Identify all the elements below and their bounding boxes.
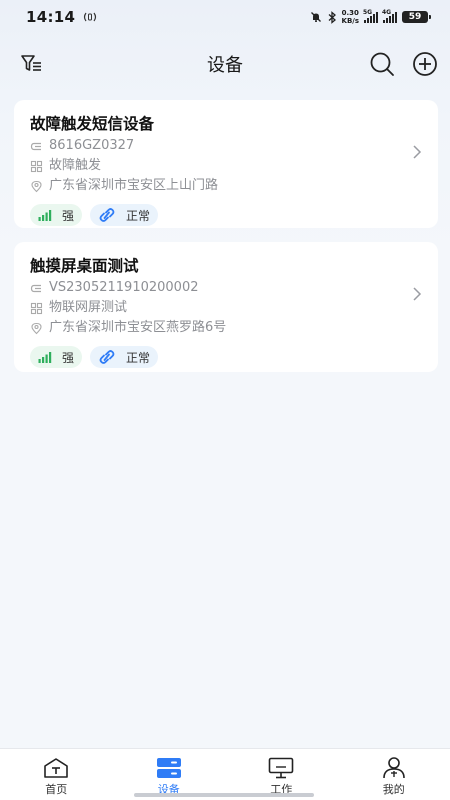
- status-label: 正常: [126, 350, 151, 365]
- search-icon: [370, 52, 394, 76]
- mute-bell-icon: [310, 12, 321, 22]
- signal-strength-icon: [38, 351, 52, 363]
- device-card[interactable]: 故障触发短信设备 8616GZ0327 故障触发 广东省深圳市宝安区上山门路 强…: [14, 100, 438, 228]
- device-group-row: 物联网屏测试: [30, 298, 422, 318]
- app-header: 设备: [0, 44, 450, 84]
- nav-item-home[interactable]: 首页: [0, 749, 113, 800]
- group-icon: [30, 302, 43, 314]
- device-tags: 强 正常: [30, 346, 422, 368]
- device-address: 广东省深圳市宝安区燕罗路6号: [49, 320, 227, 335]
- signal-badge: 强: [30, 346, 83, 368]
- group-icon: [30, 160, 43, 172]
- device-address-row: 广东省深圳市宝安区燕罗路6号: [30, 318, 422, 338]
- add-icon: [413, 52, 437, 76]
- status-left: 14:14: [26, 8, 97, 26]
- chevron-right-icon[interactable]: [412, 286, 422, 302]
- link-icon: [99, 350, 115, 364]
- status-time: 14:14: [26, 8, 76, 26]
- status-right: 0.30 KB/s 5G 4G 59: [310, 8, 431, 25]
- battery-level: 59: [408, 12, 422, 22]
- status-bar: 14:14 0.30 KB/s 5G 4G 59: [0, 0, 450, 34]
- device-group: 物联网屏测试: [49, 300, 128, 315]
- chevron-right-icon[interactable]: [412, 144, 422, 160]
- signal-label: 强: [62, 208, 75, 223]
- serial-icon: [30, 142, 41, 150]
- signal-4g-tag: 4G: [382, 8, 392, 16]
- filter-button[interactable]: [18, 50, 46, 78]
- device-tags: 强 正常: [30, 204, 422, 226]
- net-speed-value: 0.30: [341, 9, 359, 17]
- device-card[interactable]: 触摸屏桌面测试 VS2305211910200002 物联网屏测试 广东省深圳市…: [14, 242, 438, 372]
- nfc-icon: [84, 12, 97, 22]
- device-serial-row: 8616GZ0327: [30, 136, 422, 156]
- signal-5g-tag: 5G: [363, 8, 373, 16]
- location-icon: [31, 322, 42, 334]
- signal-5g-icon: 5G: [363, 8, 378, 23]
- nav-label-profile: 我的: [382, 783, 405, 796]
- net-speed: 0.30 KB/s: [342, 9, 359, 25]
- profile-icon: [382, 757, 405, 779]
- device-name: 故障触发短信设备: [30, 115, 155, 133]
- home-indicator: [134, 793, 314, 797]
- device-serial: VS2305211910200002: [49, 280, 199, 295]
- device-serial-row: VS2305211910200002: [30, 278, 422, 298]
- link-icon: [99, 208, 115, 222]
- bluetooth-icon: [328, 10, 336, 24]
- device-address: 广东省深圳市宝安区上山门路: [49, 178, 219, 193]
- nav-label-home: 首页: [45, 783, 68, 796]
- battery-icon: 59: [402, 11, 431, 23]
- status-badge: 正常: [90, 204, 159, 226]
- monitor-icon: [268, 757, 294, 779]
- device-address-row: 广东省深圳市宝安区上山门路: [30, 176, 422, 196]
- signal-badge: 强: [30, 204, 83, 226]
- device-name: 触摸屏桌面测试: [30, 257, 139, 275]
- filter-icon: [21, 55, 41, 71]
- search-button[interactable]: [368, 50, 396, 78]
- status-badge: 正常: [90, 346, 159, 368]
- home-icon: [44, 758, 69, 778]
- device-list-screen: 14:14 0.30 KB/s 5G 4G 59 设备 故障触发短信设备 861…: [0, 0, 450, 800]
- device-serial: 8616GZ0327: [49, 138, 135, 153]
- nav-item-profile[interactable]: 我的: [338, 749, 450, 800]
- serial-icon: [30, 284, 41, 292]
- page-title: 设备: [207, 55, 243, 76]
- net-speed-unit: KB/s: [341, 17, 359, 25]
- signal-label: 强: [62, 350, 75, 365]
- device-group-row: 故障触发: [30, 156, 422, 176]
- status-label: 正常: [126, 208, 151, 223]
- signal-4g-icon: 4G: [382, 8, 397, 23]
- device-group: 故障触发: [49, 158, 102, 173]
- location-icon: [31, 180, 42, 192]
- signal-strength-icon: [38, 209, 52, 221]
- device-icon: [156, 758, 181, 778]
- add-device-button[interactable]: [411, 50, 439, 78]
________
## To do
Please reproduce the lines of the data above, character for character, from the line with "- status-label: 正常: [126, 350, 151, 365]" up to and including the line with "- chevron-right-icon[interactable]: [412, 144, 422, 160]".

## Answer to the problem
- status-label: 正常: [126, 350, 151, 365]
- search-icon: [370, 52, 394, 76]
- mute-bell-icon: [310, 12, 321, 22]
- signal-strength-icon: [38, 351, 52, 363]
- device-card[interactable]: 故障触发短信设备 8616GZ0327 故障触发 广东省深圳市宝安区上山门路 强…: [14, 100, 438, 228]
- device-group-row: 物联网屏测试: [30, 298, 422, 318]
- app-header: 设备: [0, 44, 450, 84]
- nav-item-home[interactable]: 首页: [0, 749, 113, 800]
- group-icon: [30, 302, 43, 314]
- device-tags: 强 正常: [30, 346, 422, 368]
- device-address: 广东省深圳市宝安区燕罗路6号: [49, 320, 227, 335]
- signal-badge: 强: [30, 346, 83, 368]
- group-icon: [30, 160, 43, 172]
- device-address-row: 广东省深圳市宝安区燕罗路6号: [30, 318, 422, 338]
- add-icon: [413, 52, 437, 76]
- status-left: 14:14: [26, 8, 97, 26]
- chevron-right-icon[interactable]: [412, 286, 422, 302]
- link-icon: [99, 350, 115, 364]
- status-time: 14:14: [26, 8, 76, 26]
- status-right: 0.30 KB/s 5G 4G 59: [310, 8, 431, 25]
- battery-level: 59: [408, 12, 422, 22]
- status-bar: 14:14 0.30 KB/s 5G 4G 59: [0, 0, 450, 34]
- device-group: 物联网屏测试: [49, 300, 128, 315]
- chevron-right-icon[interactable]: [412, 144, 422, 160]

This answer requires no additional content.